Lines below that include "East" are the answer; copy each one.

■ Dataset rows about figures
=== Section Start ===

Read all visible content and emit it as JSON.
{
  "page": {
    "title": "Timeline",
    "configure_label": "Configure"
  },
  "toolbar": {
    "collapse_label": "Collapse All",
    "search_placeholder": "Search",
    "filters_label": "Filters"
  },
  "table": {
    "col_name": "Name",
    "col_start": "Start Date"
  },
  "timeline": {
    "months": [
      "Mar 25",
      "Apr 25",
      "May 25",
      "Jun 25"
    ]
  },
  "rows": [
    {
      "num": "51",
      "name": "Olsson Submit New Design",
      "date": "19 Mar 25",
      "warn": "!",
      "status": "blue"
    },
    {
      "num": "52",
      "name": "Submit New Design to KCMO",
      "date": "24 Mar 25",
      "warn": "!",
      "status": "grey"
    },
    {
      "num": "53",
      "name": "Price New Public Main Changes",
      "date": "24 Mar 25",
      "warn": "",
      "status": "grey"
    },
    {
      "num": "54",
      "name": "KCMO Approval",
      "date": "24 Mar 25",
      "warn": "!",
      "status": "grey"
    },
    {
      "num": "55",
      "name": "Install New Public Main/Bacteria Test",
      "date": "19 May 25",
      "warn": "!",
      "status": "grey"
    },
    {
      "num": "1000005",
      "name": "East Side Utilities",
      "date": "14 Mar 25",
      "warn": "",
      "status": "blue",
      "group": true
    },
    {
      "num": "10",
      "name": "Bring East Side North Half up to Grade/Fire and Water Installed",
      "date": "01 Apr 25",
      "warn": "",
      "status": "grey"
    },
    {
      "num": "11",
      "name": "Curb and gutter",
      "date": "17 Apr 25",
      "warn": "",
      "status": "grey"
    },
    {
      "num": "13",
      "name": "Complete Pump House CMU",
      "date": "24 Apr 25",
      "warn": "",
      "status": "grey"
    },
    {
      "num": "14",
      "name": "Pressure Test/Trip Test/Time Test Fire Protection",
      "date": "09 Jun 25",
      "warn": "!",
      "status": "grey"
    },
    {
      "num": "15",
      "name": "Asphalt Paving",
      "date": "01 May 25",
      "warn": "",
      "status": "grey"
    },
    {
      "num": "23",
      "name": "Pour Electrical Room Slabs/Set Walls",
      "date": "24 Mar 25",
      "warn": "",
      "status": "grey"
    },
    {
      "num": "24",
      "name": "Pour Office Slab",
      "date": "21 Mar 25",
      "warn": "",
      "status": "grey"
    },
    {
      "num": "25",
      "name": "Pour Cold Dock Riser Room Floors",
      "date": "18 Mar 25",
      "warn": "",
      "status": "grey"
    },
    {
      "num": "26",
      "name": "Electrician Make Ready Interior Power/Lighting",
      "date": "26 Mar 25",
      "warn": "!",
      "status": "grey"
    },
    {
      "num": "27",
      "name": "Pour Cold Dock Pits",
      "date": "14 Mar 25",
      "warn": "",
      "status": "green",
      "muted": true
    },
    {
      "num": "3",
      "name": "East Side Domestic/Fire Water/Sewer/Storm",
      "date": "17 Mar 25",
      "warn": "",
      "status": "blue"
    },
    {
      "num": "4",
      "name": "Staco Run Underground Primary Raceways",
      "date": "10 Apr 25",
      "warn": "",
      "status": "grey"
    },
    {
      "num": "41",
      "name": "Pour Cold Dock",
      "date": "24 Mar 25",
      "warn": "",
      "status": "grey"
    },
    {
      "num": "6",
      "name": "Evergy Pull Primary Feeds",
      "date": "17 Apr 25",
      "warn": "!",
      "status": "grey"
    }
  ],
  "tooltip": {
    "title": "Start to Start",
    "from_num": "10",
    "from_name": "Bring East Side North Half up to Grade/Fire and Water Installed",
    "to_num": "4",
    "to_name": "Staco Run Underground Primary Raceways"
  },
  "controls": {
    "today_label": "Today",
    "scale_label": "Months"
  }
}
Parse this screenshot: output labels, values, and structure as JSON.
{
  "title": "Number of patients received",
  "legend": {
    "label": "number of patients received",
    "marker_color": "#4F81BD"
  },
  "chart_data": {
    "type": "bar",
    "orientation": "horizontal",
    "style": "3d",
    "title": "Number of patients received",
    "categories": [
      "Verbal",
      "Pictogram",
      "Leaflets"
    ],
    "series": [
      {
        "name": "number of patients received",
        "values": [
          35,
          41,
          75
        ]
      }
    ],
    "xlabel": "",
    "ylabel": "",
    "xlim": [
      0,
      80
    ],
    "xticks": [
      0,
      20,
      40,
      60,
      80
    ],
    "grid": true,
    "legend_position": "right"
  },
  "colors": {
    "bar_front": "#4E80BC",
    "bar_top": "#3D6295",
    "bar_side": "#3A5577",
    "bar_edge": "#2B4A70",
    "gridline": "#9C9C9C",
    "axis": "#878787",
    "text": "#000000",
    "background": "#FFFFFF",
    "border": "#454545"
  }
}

=== Section End ===

■ Finished task
      "name": "East Side Utilities",
      "name": "Bring East Side North Half up to Grade/Fire and Water Installed",
      "name": "East Side Domestic/Fire Water/Sewer/Storm",
    "from_name": "Bring East Side North Half up to Grade/Fire and Water Installed",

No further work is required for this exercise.